**WHAT THE EXERCISE ASKS**.
Exactly reproduce the lines that follow.

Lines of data
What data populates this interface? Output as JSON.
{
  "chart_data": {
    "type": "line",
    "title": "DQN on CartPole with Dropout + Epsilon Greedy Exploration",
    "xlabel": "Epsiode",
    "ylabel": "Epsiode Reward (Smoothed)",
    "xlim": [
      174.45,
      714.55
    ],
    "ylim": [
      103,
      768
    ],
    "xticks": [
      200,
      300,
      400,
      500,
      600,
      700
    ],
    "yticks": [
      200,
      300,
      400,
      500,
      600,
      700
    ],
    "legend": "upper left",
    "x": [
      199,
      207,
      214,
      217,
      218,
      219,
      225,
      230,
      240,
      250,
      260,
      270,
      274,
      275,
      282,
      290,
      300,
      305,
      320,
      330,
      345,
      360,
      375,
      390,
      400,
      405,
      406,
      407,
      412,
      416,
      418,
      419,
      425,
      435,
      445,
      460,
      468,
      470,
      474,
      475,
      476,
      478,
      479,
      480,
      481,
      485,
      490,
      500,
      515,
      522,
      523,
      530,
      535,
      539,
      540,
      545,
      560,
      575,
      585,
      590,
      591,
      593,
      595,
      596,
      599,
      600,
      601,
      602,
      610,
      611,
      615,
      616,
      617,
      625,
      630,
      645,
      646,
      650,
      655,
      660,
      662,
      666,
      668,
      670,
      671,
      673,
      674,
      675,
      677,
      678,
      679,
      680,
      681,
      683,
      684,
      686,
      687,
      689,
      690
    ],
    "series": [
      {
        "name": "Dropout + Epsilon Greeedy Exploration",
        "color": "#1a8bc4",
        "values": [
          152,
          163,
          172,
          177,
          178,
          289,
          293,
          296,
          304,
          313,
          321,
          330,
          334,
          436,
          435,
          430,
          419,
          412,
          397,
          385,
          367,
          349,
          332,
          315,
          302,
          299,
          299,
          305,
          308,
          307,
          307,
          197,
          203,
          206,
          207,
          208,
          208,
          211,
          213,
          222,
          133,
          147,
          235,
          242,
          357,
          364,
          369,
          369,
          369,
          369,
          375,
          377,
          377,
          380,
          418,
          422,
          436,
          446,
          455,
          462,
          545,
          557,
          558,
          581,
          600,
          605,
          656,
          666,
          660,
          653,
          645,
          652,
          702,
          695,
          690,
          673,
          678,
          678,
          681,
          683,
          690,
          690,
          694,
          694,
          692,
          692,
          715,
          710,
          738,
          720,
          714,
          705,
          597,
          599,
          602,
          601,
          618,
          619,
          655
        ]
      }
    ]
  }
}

**ANSWER TO THIS EXERCISE**.
What data populates this interface? Output as JSON.
{
  "chart_data": {
    "type": "line",
    "title": "DQN on CartPole with Dropout + Epsilon Greedy Exploration",
    "xlabel": "Epsiode",
    "ylabel": "Epsiode Reward (Smoothed)",
    "xlim": [
      174.45,
      714.55
    ],
    "ylim": [
      103,
      768
    ],
    "xticks": [
      200,
      300,
      400,
      500,
      600,
      700
    ],
    "yticks": [
      200,
      300,
      400,
      500,
      600,
      700
    ],
    "legend": "upper left",
    "x": [
      199,
      207,
      214,
      217,
      218,
      219,
      225,
      230,
      240,
      250,
      260,
      270,
      274,
      275,
      282,
      290,
      300,
      305,
      320,
      330,
      345,
      360,
      375,
      390,
      400,
      405,
      406,
      407,
      412,
      416,
      418,
      419,
      425,
      435,
      445,
      460,
      468,
      470,
      474,
      475,
      476,
      478,
      479,
      480,
      481,
      485,
      490,
      500,
      515,
      522,
      523,
      530,
      535,
      539,
      540,
      545,
      560,
      575,
      585,
      590,
      591,
      593,
      595,
      596,
      599,
      600,
      601,
      602,
      610,
      611,
      615,
      616,
      617,
      625,
      630,
      645,
      646,
      650,
      655,
      660,
      662,
      666,
      668,
      670,
      671,
      673,
      674,
      675,
      677,
      678,
      679,
      680,
      681,
      683,
      684,
      686,
      687,
      689,
      690
    ],
    "series": [
      {
        "name": "Dropout + Epsilon Greeedy Exploration",
        "color": "#1a8bc4",
        "values": [
          152,
          163,
          172,
          177,
          178,
          289,
          293,
          296,
          304,
          313,
          321,
          330,
          334,
          436,
          435,
          430,
          419,
          412,
          397,
          385,
          367,
          349,
          332,
          315,
          302,
          299,
          299,
          305,
          308,
          307,
          307,
          197,
          203,
          206,
          207,
          208,
          208,
          211,
          213,
          222,
          133,
          147,
          235,
          242,
          357,
          364,
          369,
          369,
          369,
          369,
          375,
          377,
          377,
          380,
          418,
          422,
          436,
          446,
          455,
          462,
          545,
          557,
          558,
          581,
          600,
          605,
          656,
          666,
          660,
          653,
          645,
          652,
          702,
          695,
          690,
          673,
          678,
          678,
          681,
          683,
          690,
          690,
          694,
          694,
          692,
          692,
          715,
          710,
          738,
          720,
          714,
          705,
          597,
          599,
          602,
          601,
          618,
          619,
          655
        ]
      }
    ]
  }
}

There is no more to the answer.